↓↓↓

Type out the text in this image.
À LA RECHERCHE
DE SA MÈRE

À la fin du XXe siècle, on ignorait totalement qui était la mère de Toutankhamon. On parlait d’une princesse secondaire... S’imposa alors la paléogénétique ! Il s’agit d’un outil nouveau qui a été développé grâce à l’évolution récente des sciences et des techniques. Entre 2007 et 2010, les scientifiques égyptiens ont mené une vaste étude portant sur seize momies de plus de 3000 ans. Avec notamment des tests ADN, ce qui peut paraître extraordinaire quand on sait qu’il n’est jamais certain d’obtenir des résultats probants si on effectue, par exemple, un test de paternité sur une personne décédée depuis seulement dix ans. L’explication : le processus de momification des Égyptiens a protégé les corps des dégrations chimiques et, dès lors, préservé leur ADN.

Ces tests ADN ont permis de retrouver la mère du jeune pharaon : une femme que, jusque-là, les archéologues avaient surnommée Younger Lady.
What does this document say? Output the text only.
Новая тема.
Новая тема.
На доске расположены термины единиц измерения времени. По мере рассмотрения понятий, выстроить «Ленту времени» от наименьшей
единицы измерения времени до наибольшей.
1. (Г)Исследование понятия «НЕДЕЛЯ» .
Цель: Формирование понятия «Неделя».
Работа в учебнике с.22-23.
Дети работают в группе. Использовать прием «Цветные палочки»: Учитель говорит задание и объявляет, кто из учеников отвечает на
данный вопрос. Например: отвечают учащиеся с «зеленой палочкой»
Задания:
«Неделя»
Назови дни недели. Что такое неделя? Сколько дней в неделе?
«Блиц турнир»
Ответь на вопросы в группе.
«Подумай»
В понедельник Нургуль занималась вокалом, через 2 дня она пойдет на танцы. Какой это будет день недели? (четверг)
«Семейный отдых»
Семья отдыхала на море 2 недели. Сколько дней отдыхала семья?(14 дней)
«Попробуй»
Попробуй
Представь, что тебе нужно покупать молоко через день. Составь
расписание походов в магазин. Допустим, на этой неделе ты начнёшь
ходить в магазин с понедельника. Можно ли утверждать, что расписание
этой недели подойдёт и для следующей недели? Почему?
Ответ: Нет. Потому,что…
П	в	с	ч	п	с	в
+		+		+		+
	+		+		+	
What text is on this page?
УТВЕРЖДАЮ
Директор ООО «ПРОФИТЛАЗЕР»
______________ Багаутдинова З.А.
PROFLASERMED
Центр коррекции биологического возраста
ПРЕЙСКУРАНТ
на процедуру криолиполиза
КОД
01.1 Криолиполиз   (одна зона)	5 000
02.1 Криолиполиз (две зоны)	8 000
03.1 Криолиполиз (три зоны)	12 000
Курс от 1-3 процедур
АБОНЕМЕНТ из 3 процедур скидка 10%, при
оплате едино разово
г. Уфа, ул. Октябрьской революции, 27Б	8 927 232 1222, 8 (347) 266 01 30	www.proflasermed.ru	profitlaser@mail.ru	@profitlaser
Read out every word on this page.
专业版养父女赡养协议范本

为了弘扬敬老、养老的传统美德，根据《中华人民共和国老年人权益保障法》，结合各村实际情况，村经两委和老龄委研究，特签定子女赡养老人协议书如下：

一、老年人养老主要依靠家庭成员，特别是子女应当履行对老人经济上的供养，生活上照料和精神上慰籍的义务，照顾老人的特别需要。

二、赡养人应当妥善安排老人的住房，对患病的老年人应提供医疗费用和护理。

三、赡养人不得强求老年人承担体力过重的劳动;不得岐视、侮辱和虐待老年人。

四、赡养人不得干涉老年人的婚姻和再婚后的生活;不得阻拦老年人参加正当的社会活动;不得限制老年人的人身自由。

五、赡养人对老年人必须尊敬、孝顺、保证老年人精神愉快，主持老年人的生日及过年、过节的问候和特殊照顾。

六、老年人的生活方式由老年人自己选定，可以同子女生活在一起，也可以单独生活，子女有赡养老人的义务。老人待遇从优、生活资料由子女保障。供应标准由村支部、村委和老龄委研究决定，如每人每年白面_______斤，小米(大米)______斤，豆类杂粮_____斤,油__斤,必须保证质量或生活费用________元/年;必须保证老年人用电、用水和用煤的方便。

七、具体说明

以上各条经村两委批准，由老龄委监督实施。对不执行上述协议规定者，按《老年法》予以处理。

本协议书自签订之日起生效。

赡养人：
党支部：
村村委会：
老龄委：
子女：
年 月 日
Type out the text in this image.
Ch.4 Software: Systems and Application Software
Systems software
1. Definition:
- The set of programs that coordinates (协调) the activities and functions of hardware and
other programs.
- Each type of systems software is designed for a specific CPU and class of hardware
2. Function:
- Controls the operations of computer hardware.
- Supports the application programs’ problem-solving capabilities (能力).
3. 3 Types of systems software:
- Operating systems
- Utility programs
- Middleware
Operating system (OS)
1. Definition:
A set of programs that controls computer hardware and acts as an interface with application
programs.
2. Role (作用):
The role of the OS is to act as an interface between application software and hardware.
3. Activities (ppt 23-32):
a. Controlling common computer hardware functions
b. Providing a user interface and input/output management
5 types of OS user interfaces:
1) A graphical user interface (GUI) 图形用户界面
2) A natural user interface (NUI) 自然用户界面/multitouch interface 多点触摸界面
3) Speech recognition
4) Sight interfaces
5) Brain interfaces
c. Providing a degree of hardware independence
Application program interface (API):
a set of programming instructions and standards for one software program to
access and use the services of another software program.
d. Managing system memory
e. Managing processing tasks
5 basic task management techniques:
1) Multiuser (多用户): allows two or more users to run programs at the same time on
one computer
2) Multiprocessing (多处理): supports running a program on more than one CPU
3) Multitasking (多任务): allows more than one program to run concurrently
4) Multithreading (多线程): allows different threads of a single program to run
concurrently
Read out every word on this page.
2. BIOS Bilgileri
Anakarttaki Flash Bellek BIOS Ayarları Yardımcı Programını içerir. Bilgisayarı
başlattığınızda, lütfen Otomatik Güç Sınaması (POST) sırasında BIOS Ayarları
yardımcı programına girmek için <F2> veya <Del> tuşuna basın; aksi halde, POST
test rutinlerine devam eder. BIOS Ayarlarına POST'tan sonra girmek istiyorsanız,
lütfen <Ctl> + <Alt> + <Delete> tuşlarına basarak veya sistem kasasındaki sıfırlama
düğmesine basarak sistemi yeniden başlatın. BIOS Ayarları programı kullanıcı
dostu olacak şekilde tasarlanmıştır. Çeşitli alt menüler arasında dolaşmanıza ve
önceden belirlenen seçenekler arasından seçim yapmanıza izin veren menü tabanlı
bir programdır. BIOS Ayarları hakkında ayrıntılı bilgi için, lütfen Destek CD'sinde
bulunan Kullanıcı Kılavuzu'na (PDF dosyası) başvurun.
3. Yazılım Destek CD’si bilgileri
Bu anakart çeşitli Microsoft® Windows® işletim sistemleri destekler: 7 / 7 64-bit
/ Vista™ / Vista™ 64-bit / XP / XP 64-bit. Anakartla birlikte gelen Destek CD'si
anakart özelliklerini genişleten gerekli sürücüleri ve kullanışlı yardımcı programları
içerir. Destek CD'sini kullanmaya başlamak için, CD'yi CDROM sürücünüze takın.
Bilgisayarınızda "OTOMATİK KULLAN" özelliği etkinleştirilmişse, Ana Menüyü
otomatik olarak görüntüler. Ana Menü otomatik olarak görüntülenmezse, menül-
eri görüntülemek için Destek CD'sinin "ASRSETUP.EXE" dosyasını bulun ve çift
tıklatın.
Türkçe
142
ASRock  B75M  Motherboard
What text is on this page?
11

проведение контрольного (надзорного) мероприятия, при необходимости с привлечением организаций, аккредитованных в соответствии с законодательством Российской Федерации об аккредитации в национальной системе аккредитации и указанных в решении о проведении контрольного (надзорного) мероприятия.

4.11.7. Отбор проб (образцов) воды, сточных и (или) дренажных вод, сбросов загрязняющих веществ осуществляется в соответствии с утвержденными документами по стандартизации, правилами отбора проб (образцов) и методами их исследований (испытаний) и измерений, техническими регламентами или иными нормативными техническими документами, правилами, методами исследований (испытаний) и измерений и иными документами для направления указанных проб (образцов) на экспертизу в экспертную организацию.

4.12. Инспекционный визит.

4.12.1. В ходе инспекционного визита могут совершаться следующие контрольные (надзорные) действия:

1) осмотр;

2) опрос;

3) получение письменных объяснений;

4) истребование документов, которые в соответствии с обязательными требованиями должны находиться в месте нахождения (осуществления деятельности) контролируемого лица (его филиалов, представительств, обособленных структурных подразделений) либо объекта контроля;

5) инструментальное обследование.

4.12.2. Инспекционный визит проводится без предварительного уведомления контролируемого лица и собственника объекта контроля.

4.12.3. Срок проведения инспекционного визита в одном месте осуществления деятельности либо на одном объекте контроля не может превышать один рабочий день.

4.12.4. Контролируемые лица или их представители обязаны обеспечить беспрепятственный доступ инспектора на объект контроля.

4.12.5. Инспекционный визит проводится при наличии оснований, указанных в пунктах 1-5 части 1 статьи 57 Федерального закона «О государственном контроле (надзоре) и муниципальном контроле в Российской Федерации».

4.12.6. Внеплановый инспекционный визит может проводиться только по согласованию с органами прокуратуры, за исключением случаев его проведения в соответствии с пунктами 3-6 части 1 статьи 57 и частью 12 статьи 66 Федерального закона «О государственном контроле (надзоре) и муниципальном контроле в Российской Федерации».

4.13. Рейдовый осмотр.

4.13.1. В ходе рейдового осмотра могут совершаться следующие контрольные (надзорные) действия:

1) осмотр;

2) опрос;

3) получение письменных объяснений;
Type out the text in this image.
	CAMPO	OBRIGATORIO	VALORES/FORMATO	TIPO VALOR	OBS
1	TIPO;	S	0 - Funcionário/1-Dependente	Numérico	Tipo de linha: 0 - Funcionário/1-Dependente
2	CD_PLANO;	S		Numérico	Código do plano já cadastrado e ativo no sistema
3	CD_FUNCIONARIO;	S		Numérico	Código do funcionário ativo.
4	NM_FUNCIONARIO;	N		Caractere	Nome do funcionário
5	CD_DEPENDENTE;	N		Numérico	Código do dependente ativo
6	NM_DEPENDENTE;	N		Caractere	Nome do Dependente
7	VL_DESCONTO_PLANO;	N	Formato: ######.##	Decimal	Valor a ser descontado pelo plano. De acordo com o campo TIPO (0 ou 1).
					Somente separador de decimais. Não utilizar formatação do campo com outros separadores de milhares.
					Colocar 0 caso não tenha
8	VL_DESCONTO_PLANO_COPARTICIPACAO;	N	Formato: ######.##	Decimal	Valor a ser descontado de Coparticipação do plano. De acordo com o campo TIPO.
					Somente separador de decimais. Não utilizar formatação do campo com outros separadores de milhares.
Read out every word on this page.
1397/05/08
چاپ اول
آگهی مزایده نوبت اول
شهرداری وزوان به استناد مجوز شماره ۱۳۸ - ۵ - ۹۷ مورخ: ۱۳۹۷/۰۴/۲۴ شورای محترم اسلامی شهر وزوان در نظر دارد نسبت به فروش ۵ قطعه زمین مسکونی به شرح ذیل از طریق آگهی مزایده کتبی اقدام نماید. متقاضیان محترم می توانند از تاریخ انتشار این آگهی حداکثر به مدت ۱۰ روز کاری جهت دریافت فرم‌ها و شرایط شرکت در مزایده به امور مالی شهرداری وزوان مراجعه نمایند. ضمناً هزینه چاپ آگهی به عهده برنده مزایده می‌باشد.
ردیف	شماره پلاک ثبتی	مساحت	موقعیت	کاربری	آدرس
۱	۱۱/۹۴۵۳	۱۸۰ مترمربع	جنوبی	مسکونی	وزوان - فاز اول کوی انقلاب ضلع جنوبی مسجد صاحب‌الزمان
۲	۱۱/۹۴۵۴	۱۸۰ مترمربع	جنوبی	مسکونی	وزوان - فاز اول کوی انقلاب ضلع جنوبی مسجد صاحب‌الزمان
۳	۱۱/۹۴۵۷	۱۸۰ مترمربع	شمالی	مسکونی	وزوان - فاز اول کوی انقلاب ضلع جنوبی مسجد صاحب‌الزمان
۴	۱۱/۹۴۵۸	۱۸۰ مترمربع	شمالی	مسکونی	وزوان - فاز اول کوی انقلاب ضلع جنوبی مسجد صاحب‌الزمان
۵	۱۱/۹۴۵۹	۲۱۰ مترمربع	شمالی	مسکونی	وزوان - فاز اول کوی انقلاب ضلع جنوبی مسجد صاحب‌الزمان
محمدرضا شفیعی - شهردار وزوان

↑↑↑

Check each line of the records for the word "Федерации" and extract those that contain it.

▶ _SOLUTION TO THIS PROBLEM_:
проведение контрольного (надзорного) мероприятия, при необходимости с привлечением организаций, аккредитованных в соответствии с законодательством Российской Федерации об аккредитации в национальной системе аккредитации и указанных в решении о проведении контрольного (надзорного) мероприятия.
4.12.5. Инспекционный визит проводится при наличии оснований, указанных в пунктах 1-5 части 1 статьи 57 Федерального закона «О государственном контроле (надзоре) и муниципальном контроле в Российской Федерации».
4.12.6. Внеплановый инспекционный визит может проводиться только по согласованию с органами прокуратуры, за исключением случаев его проведения в соответствии с пунктами 3-6 части 1 статьи 57 и частью 12 статьи 66 Федерального закона «О государственном контроле (надзоре) и муниципальном контроле в Российской Федерации».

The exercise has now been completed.